* Written request: Note how many lines hold "North" and report that number by itself.

* Listed records:
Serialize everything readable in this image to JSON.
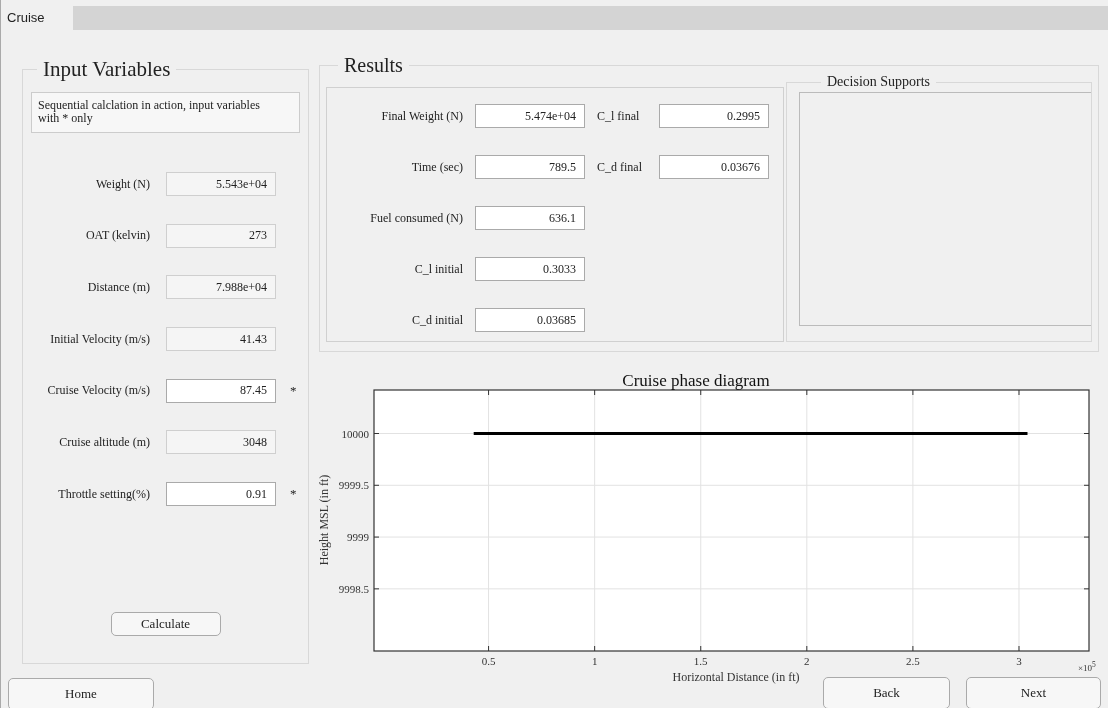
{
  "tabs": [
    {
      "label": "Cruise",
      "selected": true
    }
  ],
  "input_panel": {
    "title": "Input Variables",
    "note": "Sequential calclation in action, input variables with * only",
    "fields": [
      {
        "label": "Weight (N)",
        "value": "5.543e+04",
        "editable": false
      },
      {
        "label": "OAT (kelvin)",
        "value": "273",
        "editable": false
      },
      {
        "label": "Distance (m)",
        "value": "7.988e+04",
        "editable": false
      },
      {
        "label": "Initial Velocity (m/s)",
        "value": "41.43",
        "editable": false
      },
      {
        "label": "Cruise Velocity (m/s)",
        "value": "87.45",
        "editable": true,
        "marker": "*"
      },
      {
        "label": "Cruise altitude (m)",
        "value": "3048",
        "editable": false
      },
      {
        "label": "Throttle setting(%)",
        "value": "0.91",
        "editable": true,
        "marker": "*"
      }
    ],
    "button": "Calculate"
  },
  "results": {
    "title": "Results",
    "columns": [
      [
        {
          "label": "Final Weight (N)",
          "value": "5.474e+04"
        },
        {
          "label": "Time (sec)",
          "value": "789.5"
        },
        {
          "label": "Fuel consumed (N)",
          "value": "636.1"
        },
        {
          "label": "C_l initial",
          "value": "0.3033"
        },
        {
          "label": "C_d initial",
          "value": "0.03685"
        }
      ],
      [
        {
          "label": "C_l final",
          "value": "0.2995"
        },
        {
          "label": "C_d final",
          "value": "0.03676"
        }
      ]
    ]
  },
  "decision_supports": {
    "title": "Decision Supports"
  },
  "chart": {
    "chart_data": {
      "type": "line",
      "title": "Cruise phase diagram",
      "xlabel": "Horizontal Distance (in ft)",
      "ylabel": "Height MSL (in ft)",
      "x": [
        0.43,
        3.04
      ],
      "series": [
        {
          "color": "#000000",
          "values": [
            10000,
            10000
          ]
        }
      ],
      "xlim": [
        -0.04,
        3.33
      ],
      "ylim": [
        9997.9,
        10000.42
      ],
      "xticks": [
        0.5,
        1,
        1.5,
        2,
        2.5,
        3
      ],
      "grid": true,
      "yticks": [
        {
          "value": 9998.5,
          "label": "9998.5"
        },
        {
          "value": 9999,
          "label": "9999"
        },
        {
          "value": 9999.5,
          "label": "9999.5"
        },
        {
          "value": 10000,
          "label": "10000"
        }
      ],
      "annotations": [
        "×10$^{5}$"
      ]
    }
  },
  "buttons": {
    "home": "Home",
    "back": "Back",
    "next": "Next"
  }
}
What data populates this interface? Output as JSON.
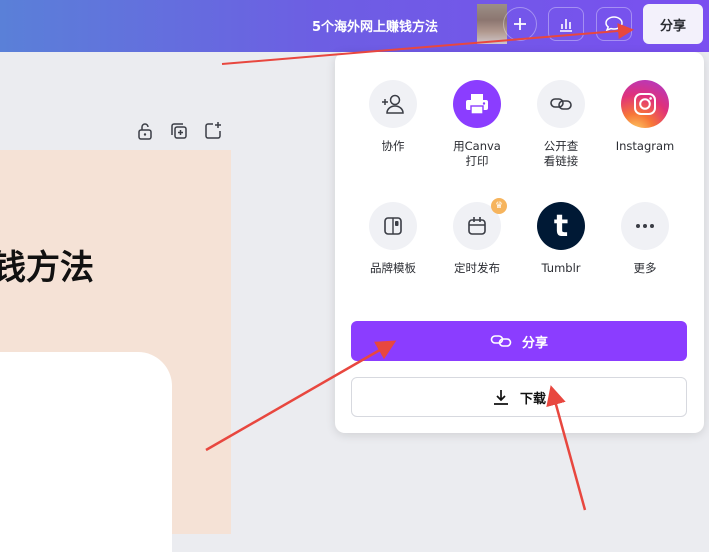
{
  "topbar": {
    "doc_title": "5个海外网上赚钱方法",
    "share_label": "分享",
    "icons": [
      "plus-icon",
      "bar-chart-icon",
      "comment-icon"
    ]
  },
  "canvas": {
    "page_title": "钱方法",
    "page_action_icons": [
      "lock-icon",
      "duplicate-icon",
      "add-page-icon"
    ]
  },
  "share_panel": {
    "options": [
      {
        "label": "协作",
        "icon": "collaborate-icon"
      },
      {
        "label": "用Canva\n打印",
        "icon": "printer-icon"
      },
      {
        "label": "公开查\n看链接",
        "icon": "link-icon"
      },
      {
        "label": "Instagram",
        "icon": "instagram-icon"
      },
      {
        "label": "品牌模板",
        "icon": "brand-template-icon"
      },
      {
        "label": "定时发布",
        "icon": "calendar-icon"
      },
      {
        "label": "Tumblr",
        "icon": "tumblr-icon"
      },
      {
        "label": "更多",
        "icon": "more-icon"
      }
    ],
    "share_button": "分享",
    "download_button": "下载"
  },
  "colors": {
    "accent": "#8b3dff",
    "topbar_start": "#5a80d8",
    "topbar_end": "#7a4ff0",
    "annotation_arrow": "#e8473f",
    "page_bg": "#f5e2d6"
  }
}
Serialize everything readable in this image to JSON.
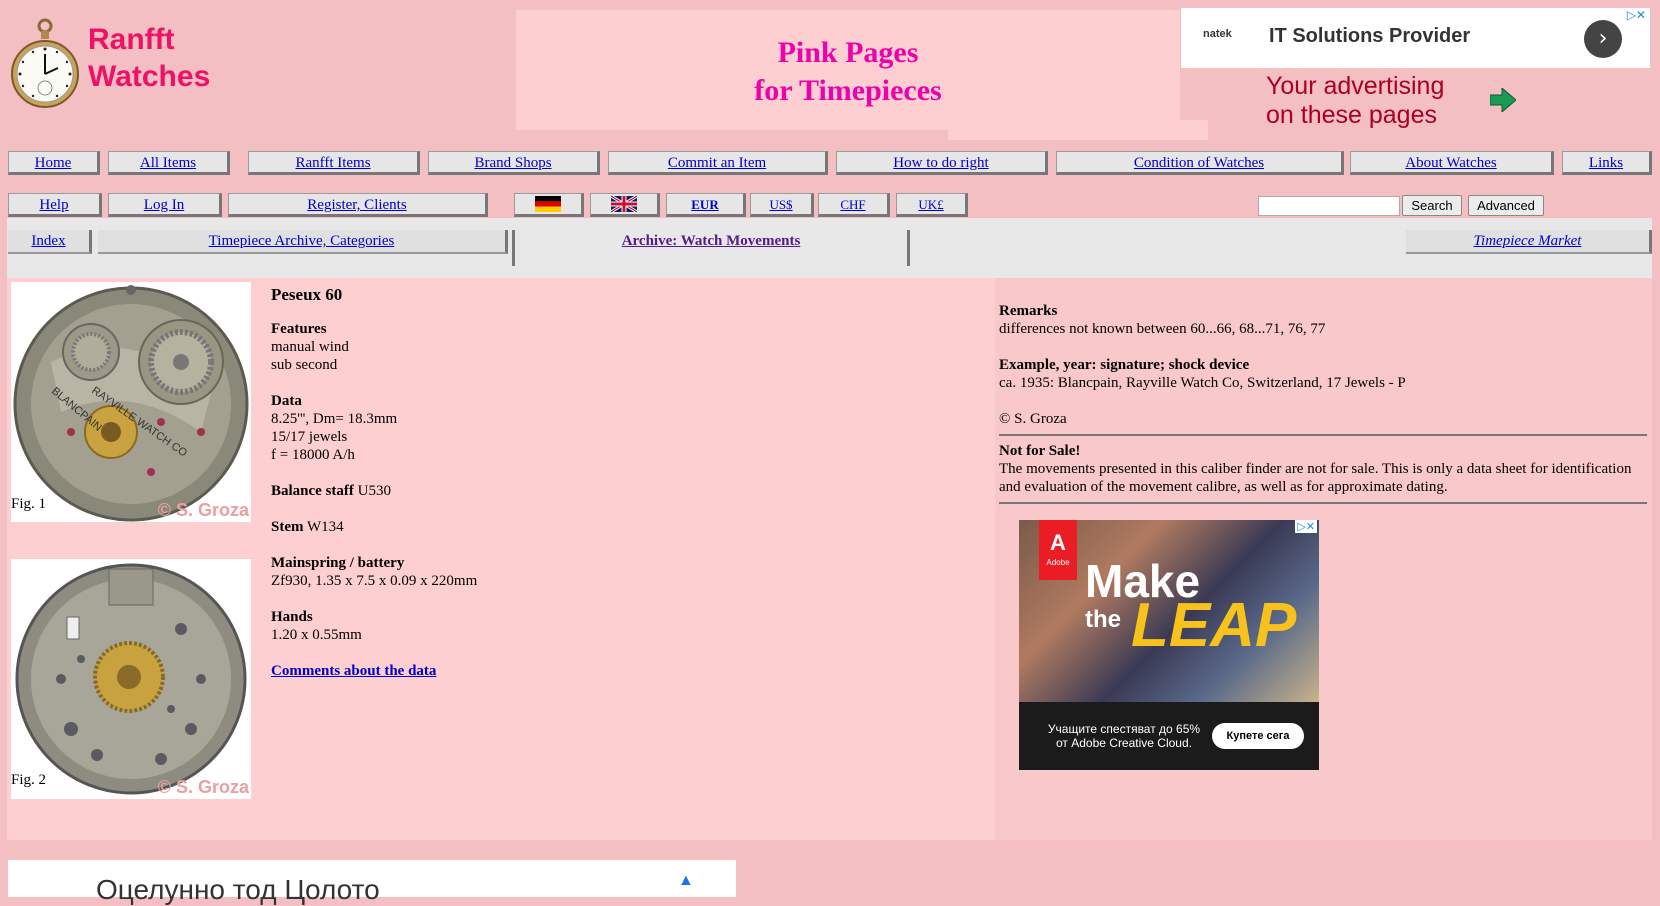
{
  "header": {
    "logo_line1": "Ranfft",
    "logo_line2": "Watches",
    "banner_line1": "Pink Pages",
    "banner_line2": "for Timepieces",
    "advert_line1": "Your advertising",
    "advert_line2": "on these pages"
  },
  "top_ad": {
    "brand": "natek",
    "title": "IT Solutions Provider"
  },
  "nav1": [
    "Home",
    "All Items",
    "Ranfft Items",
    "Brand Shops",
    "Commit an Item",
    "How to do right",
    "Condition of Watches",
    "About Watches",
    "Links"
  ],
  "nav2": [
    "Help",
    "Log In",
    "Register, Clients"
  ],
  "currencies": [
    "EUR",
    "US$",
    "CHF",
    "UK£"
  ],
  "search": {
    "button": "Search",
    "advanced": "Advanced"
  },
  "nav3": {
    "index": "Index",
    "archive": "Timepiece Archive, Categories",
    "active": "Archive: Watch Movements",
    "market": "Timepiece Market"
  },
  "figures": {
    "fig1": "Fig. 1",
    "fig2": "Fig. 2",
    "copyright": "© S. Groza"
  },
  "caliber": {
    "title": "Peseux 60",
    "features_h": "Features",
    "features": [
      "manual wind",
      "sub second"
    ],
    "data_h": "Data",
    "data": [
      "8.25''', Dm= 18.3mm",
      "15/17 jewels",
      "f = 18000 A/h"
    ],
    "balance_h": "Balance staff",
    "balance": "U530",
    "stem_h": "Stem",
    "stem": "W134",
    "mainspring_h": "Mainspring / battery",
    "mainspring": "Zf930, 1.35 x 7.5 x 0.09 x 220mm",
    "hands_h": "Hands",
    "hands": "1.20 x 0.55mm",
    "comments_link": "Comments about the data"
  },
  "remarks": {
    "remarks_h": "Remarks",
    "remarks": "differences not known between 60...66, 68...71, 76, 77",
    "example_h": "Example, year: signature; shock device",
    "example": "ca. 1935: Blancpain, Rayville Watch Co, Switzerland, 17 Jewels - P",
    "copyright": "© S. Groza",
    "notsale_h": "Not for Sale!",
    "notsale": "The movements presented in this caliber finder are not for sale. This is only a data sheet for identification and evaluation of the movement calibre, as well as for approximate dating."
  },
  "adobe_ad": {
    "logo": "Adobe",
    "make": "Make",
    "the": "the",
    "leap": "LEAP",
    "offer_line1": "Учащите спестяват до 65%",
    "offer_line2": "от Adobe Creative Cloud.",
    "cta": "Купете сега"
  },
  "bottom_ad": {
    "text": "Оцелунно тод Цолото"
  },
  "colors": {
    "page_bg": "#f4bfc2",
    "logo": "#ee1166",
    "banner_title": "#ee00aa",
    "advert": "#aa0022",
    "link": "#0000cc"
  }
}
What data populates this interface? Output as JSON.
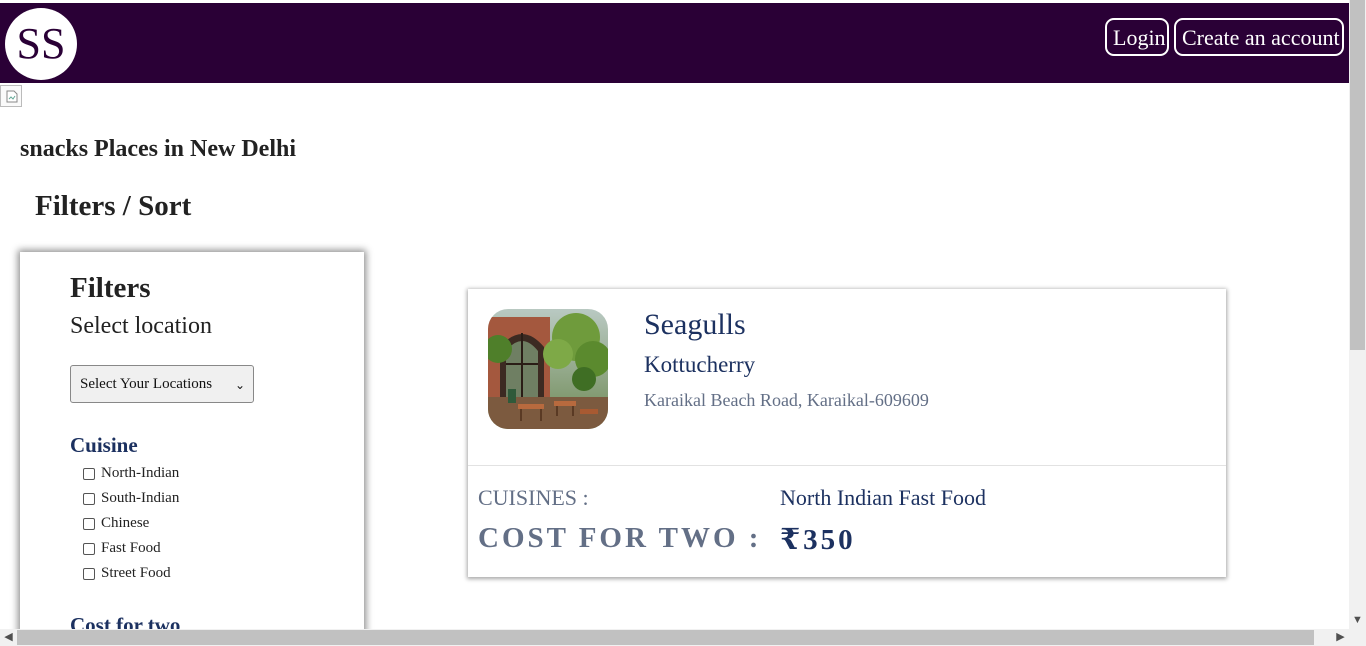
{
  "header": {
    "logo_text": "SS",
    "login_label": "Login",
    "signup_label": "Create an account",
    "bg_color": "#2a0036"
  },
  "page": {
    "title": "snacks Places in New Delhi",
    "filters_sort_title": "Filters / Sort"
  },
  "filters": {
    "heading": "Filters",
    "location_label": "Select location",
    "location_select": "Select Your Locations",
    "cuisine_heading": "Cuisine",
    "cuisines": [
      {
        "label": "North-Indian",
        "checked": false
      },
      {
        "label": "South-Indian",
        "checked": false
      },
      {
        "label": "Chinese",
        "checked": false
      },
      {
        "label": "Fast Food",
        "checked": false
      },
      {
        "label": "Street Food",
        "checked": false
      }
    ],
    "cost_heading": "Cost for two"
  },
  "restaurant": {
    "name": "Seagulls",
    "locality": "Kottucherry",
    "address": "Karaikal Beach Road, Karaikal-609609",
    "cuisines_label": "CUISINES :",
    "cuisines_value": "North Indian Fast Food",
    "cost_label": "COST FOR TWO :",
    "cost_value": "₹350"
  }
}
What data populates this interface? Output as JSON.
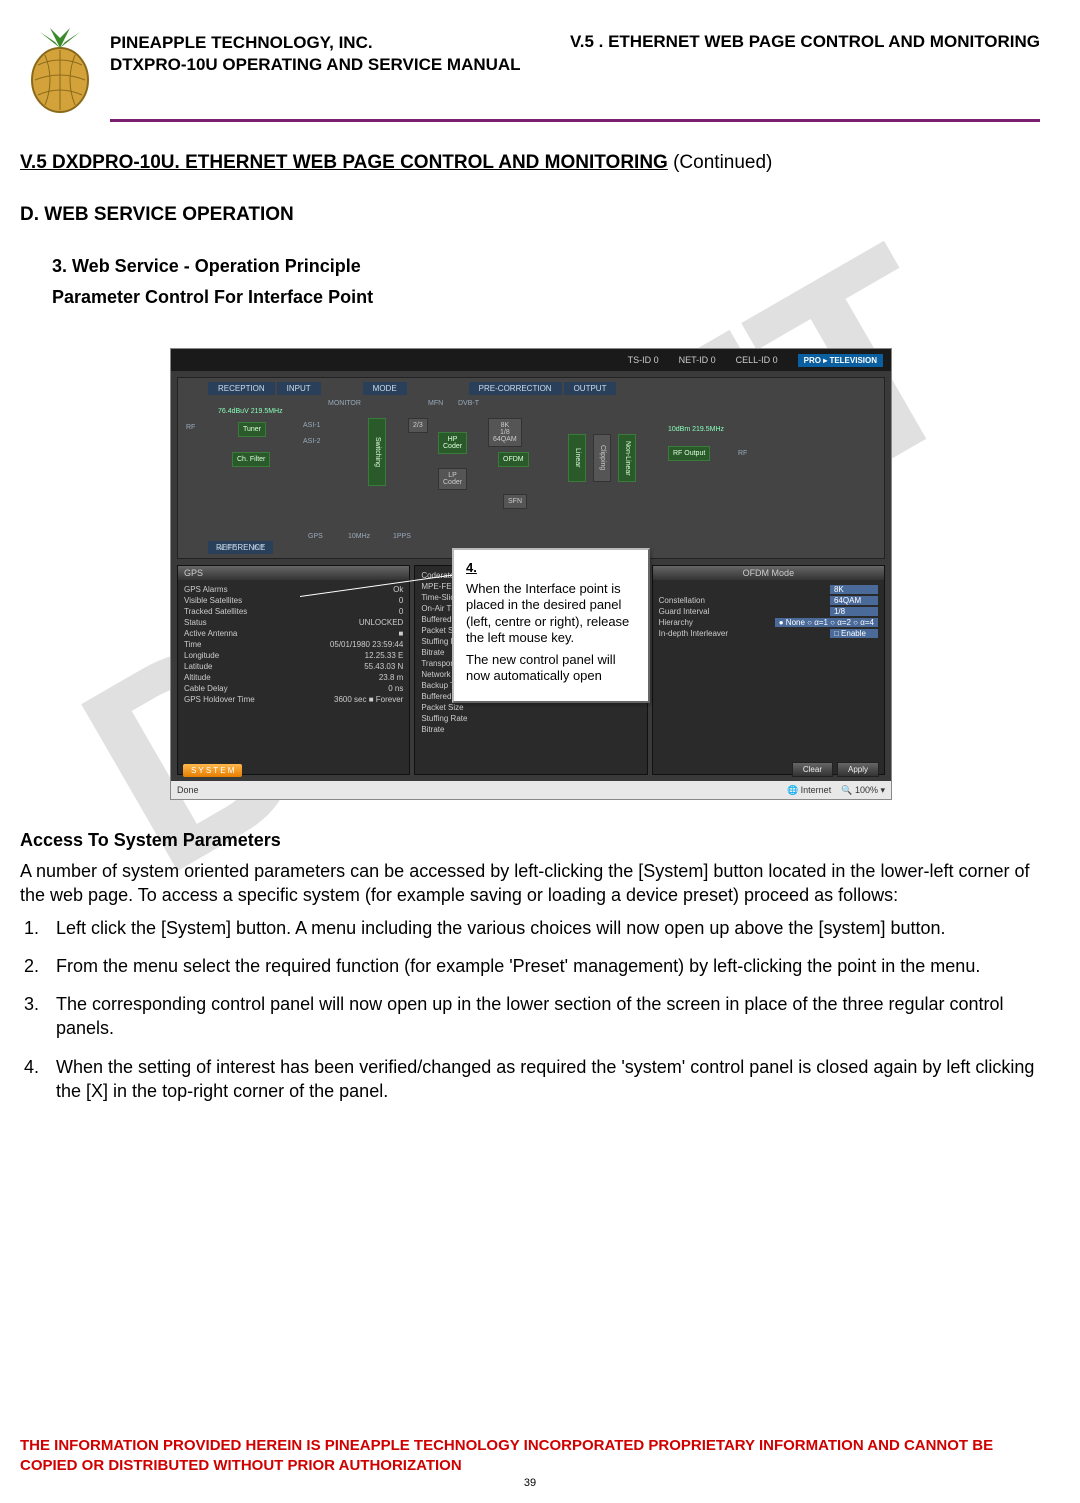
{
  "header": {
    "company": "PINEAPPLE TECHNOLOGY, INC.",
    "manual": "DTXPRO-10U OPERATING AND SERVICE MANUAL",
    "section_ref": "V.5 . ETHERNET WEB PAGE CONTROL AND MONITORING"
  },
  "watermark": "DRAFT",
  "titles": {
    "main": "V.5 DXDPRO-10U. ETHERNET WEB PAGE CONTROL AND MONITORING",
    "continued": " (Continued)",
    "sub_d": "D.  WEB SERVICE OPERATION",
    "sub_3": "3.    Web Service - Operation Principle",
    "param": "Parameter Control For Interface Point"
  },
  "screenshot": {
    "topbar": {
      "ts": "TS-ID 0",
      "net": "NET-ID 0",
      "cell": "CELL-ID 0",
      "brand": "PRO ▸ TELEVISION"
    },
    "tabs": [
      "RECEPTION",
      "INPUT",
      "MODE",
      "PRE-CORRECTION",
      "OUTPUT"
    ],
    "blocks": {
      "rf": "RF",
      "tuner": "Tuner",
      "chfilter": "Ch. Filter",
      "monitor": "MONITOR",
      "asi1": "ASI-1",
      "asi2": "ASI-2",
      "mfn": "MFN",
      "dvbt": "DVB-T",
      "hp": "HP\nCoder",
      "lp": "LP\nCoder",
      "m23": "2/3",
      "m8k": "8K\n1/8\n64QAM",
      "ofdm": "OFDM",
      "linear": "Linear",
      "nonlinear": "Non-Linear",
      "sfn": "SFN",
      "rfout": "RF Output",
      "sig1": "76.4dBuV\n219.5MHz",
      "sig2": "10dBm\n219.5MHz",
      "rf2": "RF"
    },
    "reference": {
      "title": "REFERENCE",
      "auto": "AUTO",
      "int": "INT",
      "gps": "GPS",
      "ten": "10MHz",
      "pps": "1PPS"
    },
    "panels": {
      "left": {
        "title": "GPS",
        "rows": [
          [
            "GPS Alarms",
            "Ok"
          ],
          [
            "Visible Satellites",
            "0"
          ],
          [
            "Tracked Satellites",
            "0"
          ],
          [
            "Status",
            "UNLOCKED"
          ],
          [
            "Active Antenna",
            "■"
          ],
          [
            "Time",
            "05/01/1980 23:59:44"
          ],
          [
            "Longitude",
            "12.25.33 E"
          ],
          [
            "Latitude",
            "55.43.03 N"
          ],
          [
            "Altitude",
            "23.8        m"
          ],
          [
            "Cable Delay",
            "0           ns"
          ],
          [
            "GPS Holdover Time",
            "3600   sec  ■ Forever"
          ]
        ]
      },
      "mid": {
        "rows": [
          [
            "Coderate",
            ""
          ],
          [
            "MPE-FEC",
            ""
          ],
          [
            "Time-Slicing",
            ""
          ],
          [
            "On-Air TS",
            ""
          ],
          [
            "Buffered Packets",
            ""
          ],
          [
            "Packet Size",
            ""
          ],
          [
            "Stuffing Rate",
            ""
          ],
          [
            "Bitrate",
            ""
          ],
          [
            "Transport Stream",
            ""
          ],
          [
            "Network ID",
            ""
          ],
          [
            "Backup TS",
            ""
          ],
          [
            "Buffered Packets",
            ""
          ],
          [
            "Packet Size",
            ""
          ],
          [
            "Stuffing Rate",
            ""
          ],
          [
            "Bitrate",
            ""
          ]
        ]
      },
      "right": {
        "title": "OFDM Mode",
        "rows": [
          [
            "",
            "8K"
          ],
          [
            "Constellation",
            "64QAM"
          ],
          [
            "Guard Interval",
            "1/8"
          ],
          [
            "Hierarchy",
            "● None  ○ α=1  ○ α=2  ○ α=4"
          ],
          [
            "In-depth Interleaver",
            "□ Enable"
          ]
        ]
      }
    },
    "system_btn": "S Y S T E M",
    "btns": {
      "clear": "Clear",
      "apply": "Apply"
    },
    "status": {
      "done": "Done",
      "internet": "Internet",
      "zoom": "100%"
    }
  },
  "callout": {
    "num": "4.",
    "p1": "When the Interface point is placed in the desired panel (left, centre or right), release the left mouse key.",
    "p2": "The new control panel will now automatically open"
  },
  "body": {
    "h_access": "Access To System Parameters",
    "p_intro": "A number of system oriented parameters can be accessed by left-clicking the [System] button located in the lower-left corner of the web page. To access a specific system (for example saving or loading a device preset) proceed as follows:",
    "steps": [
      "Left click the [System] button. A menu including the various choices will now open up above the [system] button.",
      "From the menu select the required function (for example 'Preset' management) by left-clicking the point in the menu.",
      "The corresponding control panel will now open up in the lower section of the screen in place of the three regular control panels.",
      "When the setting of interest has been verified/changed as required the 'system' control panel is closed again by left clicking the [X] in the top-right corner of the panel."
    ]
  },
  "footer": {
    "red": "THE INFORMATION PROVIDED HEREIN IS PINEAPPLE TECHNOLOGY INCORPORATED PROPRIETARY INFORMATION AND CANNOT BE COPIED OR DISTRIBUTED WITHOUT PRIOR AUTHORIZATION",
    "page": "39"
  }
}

* Result for this task: 2